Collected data
────────

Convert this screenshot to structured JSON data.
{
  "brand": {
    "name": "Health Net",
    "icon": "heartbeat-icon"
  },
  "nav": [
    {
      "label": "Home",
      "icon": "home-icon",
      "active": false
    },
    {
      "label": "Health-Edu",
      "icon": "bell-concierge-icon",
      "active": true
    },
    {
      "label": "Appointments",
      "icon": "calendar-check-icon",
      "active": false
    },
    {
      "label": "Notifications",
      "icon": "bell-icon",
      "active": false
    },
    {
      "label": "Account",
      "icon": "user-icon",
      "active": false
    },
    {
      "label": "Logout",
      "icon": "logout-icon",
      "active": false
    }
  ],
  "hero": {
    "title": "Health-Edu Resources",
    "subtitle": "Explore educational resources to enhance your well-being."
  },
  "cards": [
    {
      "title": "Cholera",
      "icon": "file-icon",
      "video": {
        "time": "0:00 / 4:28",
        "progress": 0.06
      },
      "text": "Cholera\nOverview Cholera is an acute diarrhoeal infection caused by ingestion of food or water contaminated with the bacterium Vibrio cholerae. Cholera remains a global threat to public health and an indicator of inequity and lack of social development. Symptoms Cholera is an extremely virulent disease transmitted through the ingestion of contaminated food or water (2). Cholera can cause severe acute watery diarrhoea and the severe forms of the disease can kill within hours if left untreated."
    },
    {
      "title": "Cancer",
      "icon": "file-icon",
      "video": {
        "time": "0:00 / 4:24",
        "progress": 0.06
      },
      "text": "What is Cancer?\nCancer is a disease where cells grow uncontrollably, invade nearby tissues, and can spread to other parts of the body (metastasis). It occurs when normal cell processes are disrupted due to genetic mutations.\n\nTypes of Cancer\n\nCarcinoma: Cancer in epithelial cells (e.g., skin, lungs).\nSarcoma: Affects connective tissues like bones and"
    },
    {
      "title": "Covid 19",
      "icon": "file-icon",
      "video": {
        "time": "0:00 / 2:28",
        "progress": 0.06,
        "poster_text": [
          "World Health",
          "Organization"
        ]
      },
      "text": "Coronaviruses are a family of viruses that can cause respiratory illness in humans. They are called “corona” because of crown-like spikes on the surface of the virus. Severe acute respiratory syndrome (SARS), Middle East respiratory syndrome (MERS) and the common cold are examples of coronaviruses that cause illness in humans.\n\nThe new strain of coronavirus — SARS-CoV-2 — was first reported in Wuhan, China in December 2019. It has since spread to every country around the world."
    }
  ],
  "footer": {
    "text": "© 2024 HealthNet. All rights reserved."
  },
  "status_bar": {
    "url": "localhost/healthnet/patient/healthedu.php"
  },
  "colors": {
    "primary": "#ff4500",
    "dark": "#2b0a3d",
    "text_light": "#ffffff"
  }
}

────────

▸ **DIRECTIONS FOR THIS TASK**
Go through the data and copy each line exactly as it reads.

▸ **TASK OUTPUT**
Convert this screenshot to structured JSON data.
{
  "brand": {
    "name": "Health Net",
    "icon": "heartbeat-icon"
  },
  "nav": [
    {
      "label": "Home",
      "icon": "home-icon",
      "active": false
    },
    {
      "label": "Health-Edu",
      "icon": "bell-concierge-icon",
      "active": true
    },
    {
      "label": "Appointments",
      "icon": "calendar-check-icon",
      "active": false
    },
    {
      "label": "Notifications",
      "icon": "bell-icon",
      "active": false
    },
    {
      "label": "Account",
      "icon": "user-icon",
      "active": false
    },
    {
      "label": "Logout",
      "icon": "logout-icon",
      "active": false
    }
  ],
  "hero": {
    "title": "Health-Edu Resources",
    "subtitle": "Explore educational resources to enhance your well-being."
  },
  "cards": [
    {
      "title": "Cholera",
      "icon": "file-icon",
      "video": {
        "time": "0:00 / 4:28",
        "progress": 0.06
      },
      "text": "Cholera\nOverview Cholera is an acute diarrhoeal infection caused by ingestion of food or water contaminated with the bacterium Vibrio cholerae. Cholera remains a global threat to public health and an indicator of inequity and lack of social development. Symptoms Cholera is an extremely virulent disease transmitted through the ingestion of contaminated food or water (2). Cholera can cause severe acute watery diarrhoea and the severe forms of the disease can kill within hours if left untreated."
    },
    {
      "title": "Cancer",
      "icon": "file-icon",
      "video": {
        "time": "0:00 / 4:24",
        "progress": 0.06
      },
      "text": "What is Cancer?\nCancer is a disease where cells grow uncontrollably, invade nearby tissues, and can spread to other parts of the body (metastasis). It occurs when normal cell processes are disrupted due to genetic mutations.\n\nTypes of Cancer\n\nCarcinoma: Cancer in epithelial cells (e.g., skin, lungs).\nSarcoma: Affects connective tissues like bones and"
    },
    {
      "title": "Covid 19",
      "icon": "file-icon",
      "video": {
        "time": "0:00 / 2:28",
        "progress": 0.06,
        "poster_text": [
          "World Health",
          "Organization"
        ]
      },
      "text": "Coronaviruses are a family of viruses that can cause respiratory illness in humans. They are called “corona” because of crown-like spikes on the surface of the virus. Severe acute respiratory syndrome (SARS), Middle East respiratory syndrome (MERS) and the common cold are examples of coronaviruses that cause illness in humans.\n\nThe new strain of coronavirus — SARS-CoV-2 — was first reported in Wuhan, China in December 2019. It has since spread to every country around the world."
    }
  ],
  "footer": {
    "text": "© 2024 HealthNet. All rights reserved."
  },
  "status_bar": {
    "url": "localhost/healthnet/patient/healthedu.php"
  },
  "colors": {
    "primary": "#ff4500",
    "dark": "#2b0a3d",
    "text_light": "#ffffff"
  }
}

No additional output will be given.